## Start DATA

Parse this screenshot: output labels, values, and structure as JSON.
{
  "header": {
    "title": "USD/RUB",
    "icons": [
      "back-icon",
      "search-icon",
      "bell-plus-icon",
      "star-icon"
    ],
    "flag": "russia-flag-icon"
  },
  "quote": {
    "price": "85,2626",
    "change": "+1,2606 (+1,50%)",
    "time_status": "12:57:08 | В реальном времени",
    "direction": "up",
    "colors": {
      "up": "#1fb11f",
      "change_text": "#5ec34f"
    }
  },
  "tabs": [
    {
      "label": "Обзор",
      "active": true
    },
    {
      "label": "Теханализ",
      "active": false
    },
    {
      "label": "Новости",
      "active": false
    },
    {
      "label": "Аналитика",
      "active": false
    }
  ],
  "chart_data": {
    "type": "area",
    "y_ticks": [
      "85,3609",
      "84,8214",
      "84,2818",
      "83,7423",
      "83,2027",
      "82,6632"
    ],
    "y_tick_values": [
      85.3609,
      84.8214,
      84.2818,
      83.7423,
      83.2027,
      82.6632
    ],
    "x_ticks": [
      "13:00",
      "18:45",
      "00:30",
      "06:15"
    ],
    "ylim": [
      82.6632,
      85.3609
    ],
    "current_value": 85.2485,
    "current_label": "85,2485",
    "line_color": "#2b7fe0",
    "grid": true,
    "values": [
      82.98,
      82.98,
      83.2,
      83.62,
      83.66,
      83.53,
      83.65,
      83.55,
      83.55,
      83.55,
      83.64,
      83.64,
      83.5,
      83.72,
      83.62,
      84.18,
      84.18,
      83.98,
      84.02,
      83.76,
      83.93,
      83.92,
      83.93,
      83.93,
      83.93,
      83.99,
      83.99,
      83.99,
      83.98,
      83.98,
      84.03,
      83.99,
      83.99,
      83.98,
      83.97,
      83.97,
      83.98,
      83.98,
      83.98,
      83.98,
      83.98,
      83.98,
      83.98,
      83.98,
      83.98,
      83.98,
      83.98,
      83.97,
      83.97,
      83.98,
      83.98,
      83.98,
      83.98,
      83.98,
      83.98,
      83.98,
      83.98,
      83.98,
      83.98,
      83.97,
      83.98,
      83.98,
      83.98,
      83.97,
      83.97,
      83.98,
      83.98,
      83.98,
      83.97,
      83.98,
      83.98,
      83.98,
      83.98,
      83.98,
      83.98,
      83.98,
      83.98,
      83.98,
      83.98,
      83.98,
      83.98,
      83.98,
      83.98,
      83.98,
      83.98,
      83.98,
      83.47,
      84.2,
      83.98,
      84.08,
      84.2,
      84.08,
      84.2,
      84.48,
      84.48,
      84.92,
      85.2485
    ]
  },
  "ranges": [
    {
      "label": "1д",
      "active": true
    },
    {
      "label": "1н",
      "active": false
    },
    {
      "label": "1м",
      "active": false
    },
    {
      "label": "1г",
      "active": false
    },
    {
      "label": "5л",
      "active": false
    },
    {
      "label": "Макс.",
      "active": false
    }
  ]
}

## End DATA
## Start DATA

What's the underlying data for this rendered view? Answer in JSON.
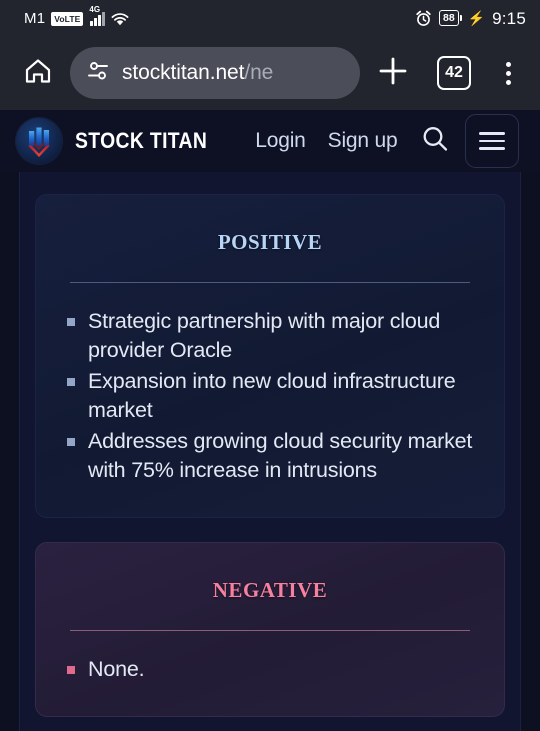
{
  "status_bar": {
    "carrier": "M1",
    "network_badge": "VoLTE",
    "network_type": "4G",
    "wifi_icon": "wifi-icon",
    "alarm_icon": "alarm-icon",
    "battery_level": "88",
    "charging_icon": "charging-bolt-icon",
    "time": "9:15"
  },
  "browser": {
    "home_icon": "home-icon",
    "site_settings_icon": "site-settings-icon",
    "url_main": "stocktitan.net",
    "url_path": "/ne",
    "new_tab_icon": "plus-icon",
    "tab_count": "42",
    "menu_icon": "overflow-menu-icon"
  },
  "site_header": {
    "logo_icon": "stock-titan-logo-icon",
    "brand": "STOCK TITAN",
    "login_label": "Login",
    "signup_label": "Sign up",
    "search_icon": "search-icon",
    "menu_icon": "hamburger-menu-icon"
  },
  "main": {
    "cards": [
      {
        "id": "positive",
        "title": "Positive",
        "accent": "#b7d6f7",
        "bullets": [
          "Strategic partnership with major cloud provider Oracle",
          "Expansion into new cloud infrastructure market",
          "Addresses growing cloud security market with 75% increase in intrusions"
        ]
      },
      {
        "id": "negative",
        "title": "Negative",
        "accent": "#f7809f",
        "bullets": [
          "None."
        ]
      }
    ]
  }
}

## End DATA
## Start DATA

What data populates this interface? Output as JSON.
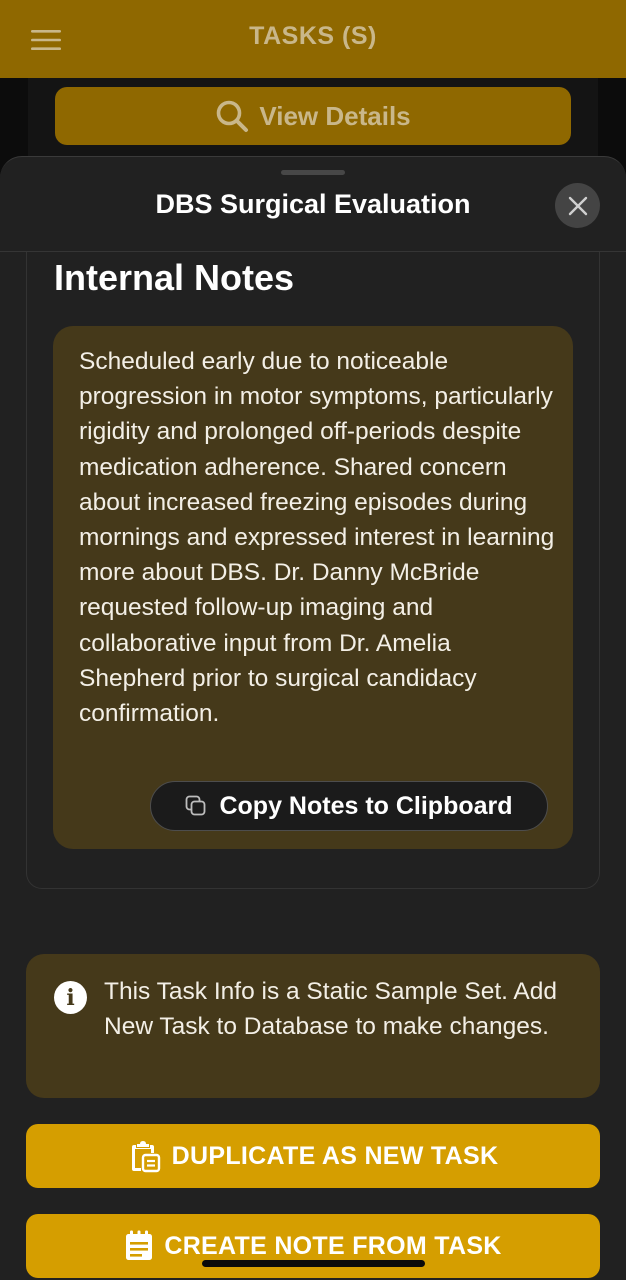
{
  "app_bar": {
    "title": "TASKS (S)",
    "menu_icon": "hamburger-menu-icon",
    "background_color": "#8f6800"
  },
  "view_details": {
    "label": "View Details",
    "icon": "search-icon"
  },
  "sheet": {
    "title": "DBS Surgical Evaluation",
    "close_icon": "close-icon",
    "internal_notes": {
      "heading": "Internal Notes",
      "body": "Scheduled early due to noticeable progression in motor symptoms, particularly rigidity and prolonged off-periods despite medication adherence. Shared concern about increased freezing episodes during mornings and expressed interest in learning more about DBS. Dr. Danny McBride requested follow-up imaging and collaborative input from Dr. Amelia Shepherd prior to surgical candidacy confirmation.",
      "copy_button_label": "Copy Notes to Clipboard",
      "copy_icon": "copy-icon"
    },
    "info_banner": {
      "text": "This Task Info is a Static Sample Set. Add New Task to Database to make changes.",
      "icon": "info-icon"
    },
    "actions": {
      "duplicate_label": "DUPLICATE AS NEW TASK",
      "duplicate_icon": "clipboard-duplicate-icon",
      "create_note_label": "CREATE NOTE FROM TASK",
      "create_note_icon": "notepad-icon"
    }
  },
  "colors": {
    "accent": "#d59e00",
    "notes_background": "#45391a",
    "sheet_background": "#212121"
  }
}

## End DATA

Return the lines of the records that include the string "plus".

      "bell-plus-icon",
    "new_tab_icon": "plus-icon",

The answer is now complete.